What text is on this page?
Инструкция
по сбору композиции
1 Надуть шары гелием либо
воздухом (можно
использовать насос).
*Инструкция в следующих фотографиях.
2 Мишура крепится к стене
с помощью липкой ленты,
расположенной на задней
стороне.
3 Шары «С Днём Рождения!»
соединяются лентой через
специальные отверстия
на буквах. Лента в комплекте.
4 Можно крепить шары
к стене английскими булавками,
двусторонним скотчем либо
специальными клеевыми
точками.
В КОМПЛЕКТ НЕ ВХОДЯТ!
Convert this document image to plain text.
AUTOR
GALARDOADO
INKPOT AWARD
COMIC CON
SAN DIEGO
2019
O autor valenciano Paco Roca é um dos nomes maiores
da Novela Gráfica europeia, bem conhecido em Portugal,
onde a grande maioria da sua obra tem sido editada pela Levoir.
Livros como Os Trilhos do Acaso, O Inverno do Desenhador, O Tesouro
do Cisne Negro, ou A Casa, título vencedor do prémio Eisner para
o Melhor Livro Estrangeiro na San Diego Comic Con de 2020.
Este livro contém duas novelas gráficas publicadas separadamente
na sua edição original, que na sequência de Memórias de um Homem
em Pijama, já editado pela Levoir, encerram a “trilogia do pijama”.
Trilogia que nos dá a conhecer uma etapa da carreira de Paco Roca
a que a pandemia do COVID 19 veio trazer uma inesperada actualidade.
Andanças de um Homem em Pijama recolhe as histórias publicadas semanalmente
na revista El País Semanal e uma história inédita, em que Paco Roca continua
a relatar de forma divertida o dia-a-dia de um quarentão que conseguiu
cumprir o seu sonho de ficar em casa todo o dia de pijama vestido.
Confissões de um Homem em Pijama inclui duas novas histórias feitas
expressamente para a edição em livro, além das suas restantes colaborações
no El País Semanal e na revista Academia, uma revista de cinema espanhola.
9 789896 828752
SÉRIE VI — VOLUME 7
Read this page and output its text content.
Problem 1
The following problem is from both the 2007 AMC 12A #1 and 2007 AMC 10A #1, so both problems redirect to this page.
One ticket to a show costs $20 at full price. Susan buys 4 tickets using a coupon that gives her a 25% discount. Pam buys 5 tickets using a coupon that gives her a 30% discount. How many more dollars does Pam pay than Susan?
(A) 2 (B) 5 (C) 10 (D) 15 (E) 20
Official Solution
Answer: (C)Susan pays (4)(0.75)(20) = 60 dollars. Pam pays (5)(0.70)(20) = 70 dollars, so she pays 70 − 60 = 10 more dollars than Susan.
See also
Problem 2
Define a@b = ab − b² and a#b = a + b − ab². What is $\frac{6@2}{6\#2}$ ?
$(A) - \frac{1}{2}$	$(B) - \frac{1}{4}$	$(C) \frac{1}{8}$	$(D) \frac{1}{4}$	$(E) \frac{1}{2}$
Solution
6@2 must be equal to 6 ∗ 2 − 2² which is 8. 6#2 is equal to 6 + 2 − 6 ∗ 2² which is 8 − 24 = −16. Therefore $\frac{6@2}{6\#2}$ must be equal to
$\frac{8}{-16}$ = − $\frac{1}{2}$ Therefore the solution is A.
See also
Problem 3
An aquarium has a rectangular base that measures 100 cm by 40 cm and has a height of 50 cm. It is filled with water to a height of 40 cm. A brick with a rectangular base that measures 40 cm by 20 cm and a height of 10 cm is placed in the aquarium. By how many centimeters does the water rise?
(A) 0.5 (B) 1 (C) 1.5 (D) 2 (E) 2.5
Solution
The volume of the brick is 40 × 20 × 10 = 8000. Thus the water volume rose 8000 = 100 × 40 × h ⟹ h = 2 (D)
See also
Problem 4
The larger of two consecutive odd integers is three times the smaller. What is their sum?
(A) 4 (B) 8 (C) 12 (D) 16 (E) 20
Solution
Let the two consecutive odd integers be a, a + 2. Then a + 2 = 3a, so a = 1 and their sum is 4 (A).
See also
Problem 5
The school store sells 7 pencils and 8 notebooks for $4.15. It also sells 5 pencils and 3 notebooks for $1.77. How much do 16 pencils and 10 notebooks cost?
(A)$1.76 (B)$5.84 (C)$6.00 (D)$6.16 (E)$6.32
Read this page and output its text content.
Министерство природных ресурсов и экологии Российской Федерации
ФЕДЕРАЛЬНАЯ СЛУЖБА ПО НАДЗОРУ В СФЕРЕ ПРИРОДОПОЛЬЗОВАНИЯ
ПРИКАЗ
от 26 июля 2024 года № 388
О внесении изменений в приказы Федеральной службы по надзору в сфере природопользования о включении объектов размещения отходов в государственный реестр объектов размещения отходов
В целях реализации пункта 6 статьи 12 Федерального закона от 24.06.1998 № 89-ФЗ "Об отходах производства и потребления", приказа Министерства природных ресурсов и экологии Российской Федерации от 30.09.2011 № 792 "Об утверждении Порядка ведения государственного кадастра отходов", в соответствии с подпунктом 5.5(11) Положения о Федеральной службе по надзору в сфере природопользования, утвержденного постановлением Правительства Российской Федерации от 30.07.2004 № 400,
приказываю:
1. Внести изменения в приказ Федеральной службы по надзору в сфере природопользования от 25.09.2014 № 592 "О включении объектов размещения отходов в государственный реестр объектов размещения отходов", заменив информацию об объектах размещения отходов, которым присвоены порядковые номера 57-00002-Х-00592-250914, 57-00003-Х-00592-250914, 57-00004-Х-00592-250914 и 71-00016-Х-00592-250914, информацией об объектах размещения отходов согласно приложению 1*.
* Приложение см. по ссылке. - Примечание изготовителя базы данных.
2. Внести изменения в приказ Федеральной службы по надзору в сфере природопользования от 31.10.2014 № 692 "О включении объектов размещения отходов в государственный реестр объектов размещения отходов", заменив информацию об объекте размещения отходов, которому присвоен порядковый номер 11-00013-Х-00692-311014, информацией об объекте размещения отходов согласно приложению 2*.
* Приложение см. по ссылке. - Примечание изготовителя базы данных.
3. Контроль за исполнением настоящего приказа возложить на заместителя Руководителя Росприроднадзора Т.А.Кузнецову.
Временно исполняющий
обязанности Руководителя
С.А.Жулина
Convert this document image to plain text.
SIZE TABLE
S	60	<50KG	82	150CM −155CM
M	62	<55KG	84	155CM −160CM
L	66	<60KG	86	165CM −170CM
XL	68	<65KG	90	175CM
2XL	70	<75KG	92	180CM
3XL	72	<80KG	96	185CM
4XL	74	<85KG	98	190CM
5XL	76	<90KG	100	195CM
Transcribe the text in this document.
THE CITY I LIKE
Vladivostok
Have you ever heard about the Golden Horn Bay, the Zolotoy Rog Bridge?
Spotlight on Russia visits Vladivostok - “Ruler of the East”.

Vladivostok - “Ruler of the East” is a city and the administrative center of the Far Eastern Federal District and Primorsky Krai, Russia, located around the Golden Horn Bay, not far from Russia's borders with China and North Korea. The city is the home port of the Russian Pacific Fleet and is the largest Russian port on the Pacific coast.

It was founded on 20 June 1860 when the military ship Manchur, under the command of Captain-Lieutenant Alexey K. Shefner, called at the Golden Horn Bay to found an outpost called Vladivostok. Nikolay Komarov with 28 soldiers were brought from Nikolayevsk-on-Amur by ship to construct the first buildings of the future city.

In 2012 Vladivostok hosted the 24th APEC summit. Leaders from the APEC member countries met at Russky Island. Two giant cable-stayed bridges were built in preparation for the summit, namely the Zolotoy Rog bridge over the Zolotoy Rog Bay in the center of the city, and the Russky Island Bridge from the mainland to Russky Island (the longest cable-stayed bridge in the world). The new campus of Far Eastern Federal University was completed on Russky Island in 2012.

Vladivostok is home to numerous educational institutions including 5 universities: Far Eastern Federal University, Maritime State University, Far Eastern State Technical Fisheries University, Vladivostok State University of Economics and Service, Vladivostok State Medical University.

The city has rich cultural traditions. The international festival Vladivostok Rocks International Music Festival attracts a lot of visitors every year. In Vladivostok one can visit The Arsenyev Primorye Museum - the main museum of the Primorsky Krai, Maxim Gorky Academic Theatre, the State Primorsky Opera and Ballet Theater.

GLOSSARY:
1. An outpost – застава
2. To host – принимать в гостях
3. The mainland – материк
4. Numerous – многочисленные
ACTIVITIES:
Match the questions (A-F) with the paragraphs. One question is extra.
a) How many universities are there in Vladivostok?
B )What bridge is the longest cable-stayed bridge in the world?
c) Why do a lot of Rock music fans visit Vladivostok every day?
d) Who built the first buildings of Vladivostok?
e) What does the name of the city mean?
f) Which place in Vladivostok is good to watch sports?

★ ★ ★ ★ ★

◆ Your task
Filter the entries and copy out every line with the word "Primorsky".

◆ Correct output
Vladivostok - “Ruler of the East” is a city and the administrative center of the Far Eastern Federal District and Primorsky Krai, Russia, located around the Golden Horn Bay, not far from Russia's borders with China and North Korea. The city is the home port of the Russian Pacific Fleet and is the largest Russian port on the Pacific coast.
The city has rich cultural traditions. The international festival Vladivostok Rocks International Music Festival attracts a lot of visitors every year. In Vladivostok one can visit The Arsenyev Primorye Museum - the main museum of the Primorsky Krai, Maxim Gorky Academic Theatre, the State Primorsky Opera and Ballet Theater.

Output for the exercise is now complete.